---- Task material

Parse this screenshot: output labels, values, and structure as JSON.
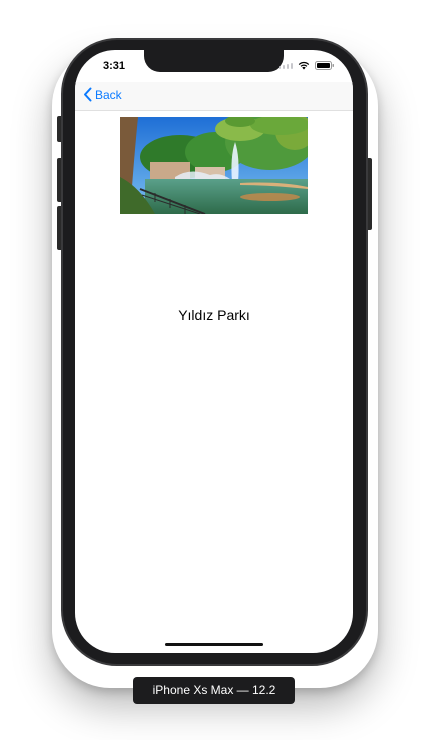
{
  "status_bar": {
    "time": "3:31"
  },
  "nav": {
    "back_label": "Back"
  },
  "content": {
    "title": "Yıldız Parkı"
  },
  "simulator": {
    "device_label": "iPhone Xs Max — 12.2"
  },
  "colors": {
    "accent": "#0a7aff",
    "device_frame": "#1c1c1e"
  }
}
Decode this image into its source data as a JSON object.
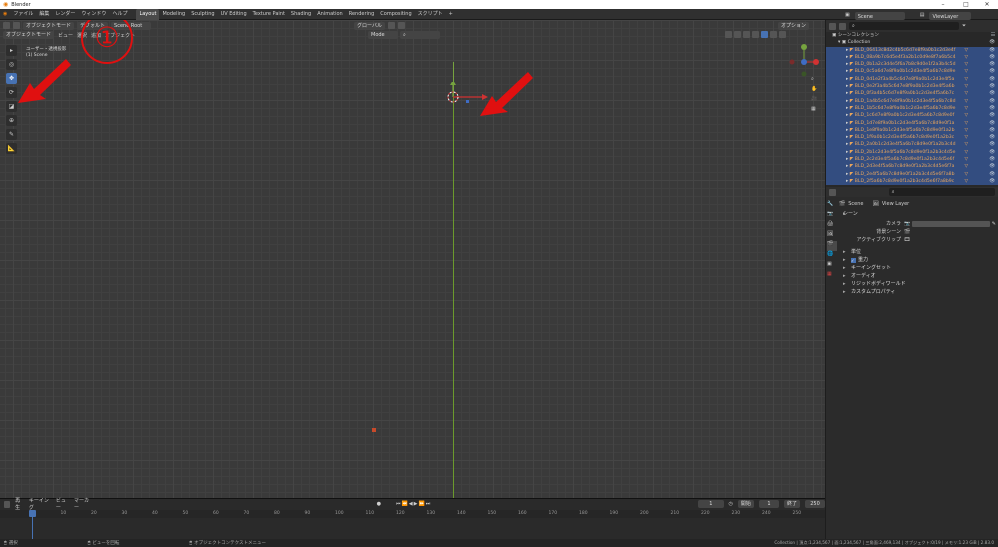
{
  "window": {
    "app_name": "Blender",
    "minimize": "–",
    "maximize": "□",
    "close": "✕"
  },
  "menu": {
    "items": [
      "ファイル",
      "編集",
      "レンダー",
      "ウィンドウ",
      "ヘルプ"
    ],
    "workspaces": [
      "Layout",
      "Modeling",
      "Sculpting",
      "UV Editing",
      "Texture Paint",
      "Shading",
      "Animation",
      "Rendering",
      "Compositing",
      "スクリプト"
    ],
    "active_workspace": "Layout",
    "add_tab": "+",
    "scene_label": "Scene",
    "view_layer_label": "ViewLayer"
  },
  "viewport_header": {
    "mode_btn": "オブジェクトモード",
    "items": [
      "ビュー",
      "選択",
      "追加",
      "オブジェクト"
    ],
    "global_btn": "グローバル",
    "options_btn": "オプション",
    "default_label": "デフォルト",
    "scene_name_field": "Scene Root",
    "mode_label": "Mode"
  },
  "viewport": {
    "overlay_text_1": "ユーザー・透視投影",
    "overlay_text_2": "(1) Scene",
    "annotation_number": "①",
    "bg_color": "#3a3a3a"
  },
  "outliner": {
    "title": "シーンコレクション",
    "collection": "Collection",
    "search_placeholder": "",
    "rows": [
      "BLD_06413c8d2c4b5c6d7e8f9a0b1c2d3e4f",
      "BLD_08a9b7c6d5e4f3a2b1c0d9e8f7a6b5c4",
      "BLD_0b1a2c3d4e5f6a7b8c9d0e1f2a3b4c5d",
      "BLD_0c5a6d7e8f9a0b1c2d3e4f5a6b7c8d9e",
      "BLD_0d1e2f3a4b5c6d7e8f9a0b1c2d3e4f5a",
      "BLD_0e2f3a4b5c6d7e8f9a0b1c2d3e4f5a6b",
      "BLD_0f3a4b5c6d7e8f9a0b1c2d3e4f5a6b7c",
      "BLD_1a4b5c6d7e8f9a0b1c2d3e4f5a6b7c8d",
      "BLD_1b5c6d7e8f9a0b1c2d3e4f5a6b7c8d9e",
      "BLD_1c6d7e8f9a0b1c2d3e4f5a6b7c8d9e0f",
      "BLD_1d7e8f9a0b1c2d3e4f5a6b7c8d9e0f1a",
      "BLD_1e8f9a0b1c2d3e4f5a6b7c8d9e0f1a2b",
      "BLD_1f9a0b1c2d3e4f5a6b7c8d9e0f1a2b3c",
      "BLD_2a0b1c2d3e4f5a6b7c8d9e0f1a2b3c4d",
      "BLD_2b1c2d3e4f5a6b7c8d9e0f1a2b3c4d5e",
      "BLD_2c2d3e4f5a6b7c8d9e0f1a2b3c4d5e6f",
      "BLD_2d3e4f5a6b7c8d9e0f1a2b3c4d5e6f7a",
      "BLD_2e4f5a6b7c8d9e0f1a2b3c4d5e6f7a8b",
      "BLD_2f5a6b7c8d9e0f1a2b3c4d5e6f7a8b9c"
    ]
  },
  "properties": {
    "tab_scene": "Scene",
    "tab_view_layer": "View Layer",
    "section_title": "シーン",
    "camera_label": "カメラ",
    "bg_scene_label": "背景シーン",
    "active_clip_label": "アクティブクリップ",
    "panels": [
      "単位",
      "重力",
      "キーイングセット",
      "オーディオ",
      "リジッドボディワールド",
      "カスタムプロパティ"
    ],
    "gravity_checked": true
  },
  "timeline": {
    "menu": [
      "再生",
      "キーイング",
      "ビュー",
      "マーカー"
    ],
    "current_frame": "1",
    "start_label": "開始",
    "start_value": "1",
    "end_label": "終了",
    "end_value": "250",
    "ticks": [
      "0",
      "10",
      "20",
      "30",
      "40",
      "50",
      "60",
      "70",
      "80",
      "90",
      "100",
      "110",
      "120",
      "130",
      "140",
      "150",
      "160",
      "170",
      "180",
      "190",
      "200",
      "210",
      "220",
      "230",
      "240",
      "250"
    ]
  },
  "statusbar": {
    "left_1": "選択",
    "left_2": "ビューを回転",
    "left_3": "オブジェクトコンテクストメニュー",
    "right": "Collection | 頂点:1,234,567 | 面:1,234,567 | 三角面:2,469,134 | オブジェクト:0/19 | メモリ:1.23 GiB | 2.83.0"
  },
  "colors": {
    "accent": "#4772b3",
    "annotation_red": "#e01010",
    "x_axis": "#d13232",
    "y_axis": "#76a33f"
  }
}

--------

Write the entries above out again exactly, but not the pictures.

** Solved problem **
Parse this screenshot: output labels, values, and structure as JSON.
{
  "status_bar": {
    "time": "3:31"
  },
  "nav": {
    "back_label": "Back"
  },
  "content": {
    "title": "Yıldız Parkı"
  },
  "simulator": {
    "device_label": "iPhone Xs Max — 12.2"
  },
  "colors": {
    "accent": "#0a7aff",
    "device_frame": "#1c1c1e"
  }
}
Decode this image into its source data as a JSON object.
{
  "window": {
    "app_name": "Blender",
    "minimize": "–",
    "maximize": "□",
    "close": "✕"
  },
  "menu": {
    "items": [
      "ファイル",
      "編集",
      "レンダー",
      "ウィンドウ",
      "ヘルプ"
    ],
    "workspaces": [
      "Layout",
      "Modeling",
      "Sculpting",
      "UV Editing",
      "Texture Paint",
      "Shading",
      "Animation",
      "Rendering",
      "Compositing",
      "スクリプト"
    ],
    "active_workspace": "Layout",
    "add_tab": "+",
    "scene_label": "Scene",
    "view_layer_label": "ViewLayer"
  },
  "viewport_header": {
    "mode_btn": "オブジェクトモード",
    "items": [
      "ビュー",
      "選択",
      "追加",
      "オブジェクト"
    ],
    "global_btn": "グローバル",
    "options_btn": "オプション",
    "default_label": "デフォルト",
    "scene_name_field": "Scene Root",
    "mode_label": "Mode"
  },
  "viewport": {
    "overlay_text_1": "ユーザー・透視投影",
    "overlay_text_2": "(1) Scene",
    "annotation_number": "①",
    "bg_color": "#3a3a3a"
  },
  "outliner": {
    "title": "シーンコレクション",
    "collection": "Collection",
    "search_placeholder": "",
    "rows": [
      "BLD_06413c8d2c4b5c6d7e8f9a0b1c2d3e4f",
      "BLD_08a9b7c6d5e4f3a2b1c0d9e8f7a6b5c4",
      "BLD_0b1a2c3d4e5f6a7b8c9d0e1f2a3b4c5d",
      "BLD_0c5a6d7e8f9a0b1c2d3e4f5a6b7c8d9e",
      "BLD_0d1e2f3a4b5c6d7e8f9a0b1c2d3e4f5a",
      "BLD_0e2f3a4b5c6d7e8f9a0b1c2d3e4f5a6b",
      "BLD_0f3a4b5c6d7e8f9a0b1c2d3e4f5a6b7c",
      "BLD_1a4b5c6d7e8f9a0b1c2d3e4f5a6b7c8d",
      "BLD_1b5c6d7e8f9a0b1c2d3e4f5a6b7c8d9e",
      "BLD_1c6d7e8f9a0b1c2d3e4f5a6b7c8d9e0f",
      "BLD_1d7e8f9a0b1c2d3e4f5a6b7c8d9e0f1a",
      "BLD_1e8f9a0b1c2d3e4f5a6b7c8d9e0f1a2b",
      "BLD_1f9a0b1c2d3e4f5a6b7c8d9e0f1a2b3c",
      "BLD_2a0b1c2d3e4f5a6b7c8d9e0f1a2b3c4d",
      "BLD_2b1c2d3e4f5a6b7c8d9e0f1a2b3c4d5e",
      "BLD_2c2d3e4f5a6b7c8d9e0f1a2b3c4d5e6f",
      "BLD_2d3e4f5a6b7c8d9e0f1a2b3c4d5e6f7a",
      "BLD_2e4f5a6b7c8d9e0f1a2b3c4d5e6f7a8b",
      "BLD_2f5a6b7c8d9e0f1a2b3c4d5e6f7a8b9c"
    ]
  },
  "properties": {
    "tab_scene": "Scene",
    "tab_view_layer": "View Layer",
    "section_title": "シーン",
    "camera_label": "カメラ",
    "bg_scene_label": "背景シーン",
    "active_clip_label": "アクティブクリップ",
    "panels": [
      "単位",
      "重力",
      "キーイングセット",
      "オーディオ",
      "リジッドボディワールド",
      "カスタムプロパティ"
    ],
    "gravity_checked": true
  },
  "timeline": {
    "menu": [
      "再生",
      "キーイング",
      "ビュー",
      "マーカー"
    ],
    "current_frame": "1",
    "start_label": "開始",
    "start_value": "1",
    "end_label": "終了",
    "end_value": "250",
    "ticks": [
      "0",
      "10",
      "20",
      "30",
      "40",
      "50",
      "60",
      "70",
      "80",
      "90",
      "100",
      "110",
      "120",
      "130",
      "140",
      "150",
      "160",
      "170",
      "180",
      "190",
      "200",
      "210",
      "220",
      "230",
      "240",
      "250"
    ]
  },
  "statusbar": {
    "left_1": "選択",
    "left_2": "ビューを回転",
    "left_3": "オブジェクトコンテクストメニュー",
    "right": "Collection | 頂点:1,234,567 | 面:1,234,567 | 三角面:2,469,134 | オブジェクト:0/19 | メモリ:1.23 GiB | 2.83.0"
  },
  "colors": {
    "accent": "#4772b3",
    "annotation_red": "#e01010",
    "x_axis": "#d13232",
    "y_axis": "#76a33f"
  }
}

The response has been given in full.